## Objective:
Say only how many lines contain the word "whole".

[Extracts from a graphics dataset]
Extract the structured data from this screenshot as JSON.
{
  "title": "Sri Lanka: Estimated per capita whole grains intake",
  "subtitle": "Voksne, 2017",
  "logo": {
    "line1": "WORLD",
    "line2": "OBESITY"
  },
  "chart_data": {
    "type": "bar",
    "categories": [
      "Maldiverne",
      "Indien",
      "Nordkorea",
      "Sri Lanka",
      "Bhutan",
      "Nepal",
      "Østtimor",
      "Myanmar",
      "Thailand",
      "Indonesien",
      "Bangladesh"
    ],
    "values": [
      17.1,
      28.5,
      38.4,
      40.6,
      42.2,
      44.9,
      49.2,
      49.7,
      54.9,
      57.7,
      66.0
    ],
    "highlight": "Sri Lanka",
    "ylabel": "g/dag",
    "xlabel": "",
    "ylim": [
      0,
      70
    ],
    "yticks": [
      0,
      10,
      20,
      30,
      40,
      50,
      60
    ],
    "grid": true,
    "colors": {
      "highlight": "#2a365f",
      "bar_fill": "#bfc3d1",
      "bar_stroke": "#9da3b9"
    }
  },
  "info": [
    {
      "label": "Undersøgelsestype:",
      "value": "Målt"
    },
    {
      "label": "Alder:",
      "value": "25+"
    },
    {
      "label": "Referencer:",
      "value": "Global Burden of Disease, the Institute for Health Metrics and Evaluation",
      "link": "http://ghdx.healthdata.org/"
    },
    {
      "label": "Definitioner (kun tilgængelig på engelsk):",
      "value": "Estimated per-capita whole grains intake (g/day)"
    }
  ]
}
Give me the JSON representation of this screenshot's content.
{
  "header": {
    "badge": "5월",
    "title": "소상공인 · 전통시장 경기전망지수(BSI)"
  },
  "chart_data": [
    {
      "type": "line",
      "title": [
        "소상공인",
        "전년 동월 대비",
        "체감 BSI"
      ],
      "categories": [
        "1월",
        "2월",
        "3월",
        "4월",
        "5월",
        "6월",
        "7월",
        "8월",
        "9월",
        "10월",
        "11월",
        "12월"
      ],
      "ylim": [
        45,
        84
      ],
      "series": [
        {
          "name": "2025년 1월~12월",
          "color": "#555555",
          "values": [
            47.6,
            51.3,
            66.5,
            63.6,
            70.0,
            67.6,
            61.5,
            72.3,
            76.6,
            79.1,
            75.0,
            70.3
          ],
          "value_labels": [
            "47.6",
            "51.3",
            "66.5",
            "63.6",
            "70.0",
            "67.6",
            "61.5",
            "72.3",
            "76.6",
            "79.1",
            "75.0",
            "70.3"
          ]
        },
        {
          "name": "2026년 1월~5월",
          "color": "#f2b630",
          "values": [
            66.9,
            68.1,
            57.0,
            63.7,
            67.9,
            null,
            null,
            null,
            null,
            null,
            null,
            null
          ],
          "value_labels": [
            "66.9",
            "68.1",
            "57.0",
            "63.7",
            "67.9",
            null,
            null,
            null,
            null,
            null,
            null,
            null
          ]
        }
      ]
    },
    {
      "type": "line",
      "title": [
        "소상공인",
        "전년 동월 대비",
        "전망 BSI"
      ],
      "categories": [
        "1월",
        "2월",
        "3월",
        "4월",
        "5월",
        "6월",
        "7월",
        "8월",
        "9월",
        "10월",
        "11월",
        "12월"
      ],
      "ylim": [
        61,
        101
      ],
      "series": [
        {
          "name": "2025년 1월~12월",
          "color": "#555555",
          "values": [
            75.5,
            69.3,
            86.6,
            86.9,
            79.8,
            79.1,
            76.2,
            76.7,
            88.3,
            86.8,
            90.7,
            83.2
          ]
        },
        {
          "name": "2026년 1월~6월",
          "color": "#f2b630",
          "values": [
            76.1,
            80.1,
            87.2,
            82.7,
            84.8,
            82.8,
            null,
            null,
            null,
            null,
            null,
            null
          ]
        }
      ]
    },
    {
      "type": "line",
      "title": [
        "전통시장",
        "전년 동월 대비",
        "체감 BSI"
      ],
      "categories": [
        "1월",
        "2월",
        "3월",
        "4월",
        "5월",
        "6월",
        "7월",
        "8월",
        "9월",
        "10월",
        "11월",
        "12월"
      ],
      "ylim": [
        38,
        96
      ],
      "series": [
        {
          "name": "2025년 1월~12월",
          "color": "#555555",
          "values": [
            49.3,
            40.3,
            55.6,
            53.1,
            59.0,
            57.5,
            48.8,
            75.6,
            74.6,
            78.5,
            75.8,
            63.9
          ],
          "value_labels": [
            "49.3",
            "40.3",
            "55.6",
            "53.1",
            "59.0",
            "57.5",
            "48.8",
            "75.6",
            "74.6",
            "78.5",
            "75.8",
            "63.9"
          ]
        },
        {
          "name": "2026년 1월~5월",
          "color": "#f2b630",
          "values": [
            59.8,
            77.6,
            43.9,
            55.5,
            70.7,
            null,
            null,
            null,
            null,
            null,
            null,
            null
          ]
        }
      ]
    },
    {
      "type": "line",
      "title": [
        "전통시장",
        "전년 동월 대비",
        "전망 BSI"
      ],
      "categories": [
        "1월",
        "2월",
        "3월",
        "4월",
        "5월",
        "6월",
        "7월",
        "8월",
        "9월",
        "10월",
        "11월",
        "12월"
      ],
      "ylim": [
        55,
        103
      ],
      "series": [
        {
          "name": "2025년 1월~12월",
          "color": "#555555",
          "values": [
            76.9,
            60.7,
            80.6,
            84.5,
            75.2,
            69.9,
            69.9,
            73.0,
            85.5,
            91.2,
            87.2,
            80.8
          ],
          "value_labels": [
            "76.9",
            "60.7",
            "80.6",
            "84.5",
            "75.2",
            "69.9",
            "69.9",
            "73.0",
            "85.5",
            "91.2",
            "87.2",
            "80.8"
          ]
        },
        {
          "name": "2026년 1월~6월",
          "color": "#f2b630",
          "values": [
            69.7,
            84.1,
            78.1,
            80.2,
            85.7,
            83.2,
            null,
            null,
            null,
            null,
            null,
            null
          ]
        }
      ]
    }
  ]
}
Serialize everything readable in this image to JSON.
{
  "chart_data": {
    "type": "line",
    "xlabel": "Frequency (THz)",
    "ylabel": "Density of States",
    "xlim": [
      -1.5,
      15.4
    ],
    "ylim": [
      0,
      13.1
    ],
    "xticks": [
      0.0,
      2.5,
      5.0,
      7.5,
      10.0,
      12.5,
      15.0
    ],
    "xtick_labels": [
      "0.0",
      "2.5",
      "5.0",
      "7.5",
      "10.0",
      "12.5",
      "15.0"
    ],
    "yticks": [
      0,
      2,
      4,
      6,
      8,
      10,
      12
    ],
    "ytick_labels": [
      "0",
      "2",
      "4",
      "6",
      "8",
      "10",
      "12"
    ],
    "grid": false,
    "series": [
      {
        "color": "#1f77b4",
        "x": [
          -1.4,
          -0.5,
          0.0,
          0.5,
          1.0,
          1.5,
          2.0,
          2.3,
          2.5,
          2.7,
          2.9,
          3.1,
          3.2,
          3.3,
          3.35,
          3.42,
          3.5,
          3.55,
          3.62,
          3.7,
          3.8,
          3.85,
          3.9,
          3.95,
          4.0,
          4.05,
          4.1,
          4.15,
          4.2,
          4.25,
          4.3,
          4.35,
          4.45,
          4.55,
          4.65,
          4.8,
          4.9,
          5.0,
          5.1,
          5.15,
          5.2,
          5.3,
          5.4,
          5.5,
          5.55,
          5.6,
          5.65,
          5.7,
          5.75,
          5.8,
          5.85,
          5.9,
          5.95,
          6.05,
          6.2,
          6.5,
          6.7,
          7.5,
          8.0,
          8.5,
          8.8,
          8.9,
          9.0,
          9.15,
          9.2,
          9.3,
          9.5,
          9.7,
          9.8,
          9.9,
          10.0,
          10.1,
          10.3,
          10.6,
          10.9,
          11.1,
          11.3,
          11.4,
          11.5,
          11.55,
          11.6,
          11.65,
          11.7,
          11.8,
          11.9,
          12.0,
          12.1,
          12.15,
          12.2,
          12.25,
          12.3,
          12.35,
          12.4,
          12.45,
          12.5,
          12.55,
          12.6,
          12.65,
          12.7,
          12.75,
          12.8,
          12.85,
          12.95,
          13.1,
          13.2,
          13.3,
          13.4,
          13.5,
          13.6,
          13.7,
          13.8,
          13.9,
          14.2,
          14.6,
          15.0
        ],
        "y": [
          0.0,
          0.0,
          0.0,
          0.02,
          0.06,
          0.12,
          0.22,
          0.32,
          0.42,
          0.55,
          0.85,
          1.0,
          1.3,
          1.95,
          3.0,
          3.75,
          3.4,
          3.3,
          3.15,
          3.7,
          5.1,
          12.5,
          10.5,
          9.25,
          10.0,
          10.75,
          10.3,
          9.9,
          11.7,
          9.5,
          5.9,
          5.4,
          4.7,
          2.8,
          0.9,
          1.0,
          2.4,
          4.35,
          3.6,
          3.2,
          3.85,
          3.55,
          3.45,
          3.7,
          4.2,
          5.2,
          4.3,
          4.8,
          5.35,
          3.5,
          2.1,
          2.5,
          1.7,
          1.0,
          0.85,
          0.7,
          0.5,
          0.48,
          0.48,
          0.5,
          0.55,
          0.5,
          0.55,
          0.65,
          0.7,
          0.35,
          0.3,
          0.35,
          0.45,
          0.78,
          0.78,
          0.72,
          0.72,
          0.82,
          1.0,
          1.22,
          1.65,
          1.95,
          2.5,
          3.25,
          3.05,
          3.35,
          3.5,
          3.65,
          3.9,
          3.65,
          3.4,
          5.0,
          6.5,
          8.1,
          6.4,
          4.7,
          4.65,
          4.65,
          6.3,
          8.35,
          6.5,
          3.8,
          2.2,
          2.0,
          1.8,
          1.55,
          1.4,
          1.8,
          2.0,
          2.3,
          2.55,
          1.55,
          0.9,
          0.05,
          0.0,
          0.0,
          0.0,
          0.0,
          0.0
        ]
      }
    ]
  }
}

## Problem solution:
2